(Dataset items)
────────────────────
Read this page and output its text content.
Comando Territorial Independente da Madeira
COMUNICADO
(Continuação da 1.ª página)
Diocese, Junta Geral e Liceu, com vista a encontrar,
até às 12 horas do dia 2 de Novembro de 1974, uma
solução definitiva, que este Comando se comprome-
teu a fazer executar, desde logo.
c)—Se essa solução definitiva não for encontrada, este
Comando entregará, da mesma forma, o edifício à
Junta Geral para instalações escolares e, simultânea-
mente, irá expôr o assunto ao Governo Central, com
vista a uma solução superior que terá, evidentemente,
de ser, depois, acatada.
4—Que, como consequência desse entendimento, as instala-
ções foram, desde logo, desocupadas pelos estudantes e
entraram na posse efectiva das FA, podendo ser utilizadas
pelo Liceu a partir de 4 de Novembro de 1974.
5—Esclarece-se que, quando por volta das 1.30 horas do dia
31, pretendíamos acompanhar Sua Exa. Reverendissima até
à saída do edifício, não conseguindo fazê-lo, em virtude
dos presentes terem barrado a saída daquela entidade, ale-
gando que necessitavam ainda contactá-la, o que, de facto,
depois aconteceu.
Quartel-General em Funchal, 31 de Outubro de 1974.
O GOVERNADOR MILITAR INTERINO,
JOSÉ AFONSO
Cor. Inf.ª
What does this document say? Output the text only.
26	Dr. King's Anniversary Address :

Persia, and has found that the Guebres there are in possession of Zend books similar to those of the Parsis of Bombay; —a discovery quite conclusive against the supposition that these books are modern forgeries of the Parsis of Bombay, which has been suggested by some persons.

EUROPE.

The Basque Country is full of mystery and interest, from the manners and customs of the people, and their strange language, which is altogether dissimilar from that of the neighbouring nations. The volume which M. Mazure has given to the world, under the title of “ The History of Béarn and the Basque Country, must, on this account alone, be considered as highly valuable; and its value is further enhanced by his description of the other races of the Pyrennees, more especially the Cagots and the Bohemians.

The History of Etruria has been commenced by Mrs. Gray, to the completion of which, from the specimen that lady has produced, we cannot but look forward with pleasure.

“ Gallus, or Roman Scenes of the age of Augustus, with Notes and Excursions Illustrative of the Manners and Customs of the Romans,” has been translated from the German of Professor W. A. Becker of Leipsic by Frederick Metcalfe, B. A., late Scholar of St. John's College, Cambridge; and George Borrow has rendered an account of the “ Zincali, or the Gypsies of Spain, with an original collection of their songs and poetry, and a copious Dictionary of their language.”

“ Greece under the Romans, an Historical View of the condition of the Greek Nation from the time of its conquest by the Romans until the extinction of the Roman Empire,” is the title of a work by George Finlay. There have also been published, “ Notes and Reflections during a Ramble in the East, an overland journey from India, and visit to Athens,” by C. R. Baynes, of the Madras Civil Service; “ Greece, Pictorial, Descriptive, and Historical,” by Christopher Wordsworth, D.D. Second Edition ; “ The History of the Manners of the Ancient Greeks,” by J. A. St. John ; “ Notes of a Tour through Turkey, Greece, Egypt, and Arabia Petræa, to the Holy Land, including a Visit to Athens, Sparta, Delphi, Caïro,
────────────────────
Write out the material exactly as given.

Read this page and output its text content.
Comando Territorial Independente da Madeira
COMUNICADO
(Continuação da 1.ª página)
Diocese, Junta Geral e Liceu, com vista a encontrar,
até às 12 horas do dia 2 de Novembro de 1974, uma
solução definitiva, que este Comando se comprome-
teu a fazer executar, desde logo.
c)—Se essa solução definitiva não for encontrada, este
Comando entregará, da mesma forma, o edifício à
Junta Geral para instalações escolares e, simultânea-
mente, irá expôr o assunto ao Governo Central, com
vista a uma solução superior que terá, evidentemente,
de ser, depois, acatada.
4—Que, como consequência desse entendimento, as instala-
ções foram, desde logo, desocupadas pelos estudantes e
entraram na posse efectiva das FA, podendo ser utilizadas
pelo Liceu a partir de 4 de Novembro de 1974.
5—Esclarece-se que, quando por volta das 1.30 horas do dia
31, pretendíamos acompanhar Sua Exa. Reverendissima até
à saída do edifício, não conseguindo fazê-lo, em virtude
dos presentes terem barrado a saída daquela entidade, ale-
gando que necessitavam ainda contactá-la, o que, de facto,
depois aconteceu.
Quartel-General em Funchal, 31 de Outubro de 1974.
O GOVERNADOR MILITAR INTERINO,
JOSÉ AFONSO
Cor. Inf.ª
What does this document say? Output the text only.
26	Dr. King's Anniversary Address :

Persia, and has found that the Guebres there are in possession of Zend books similar to those of the Parsis of Bombay; —a discovery quite conclusive against the supposition that these books are modern forgeries of the Parsis of Bombay, which has been suggested by some persons.

EUROPE.

The Basque Country is full of mystery and interest, from the manners and customs of the people, and their strange language, which is altogether dissimilar from that of the neighbouring nations. The volume which M. Mazure has given to the world, under the title of “ The History of Béarn and the Basque Country, must, on this account alone, be considered as highly valuable; and its value is further enhanced by his description of the other races of the Pyrennees, more especially the Cagots and the Bohemians.

The History of Etruria has been commenced by Mrs. Gray, to the completion of which, from the specimen that lady has produced, we cannot but look forward with pleasure.

“ Gallus, or Roman Scenes of the age of Augustus, with Notes and Excursions Illustrative of the Manners and Customs of the Romans,” has been translated from the German of Professor W. A. Becker of Leipsic by Frederick Metcalfe, B. A., late Scholar of St. John's College, Cambridge; and George Borrow has rendered an account of the “ Zincali, or the Gypsies of Spain, with an original collection of their songs and poetry, and a copious Dictionary of their language.”

“ Greece under the Romans, an Historical View of the condition of the Greek Nation from the time of its conquest by the Romans until the extinction of the Roman Empire,” is the title of a work by George Finlay. There have also been published, “ Notes and Reflections during a Ramble in the East, an overland journey from India, and visit to Athens,” by C. R. Baynes, of the Madras Civil Service; “ Greece, Pictorial, Descriptive, and Historical,” by Christopher Wordsworth, D.D. Second Edition ; “ The History of the Manners of the Ancient Greeks,” by J. A. St. John ; “ Notes of a Tour through Turkey, Greece, Egypt, and Arabia Petræa, to the Holy Land, including a Visit to Athens, Sparta, Delphi, Caïro,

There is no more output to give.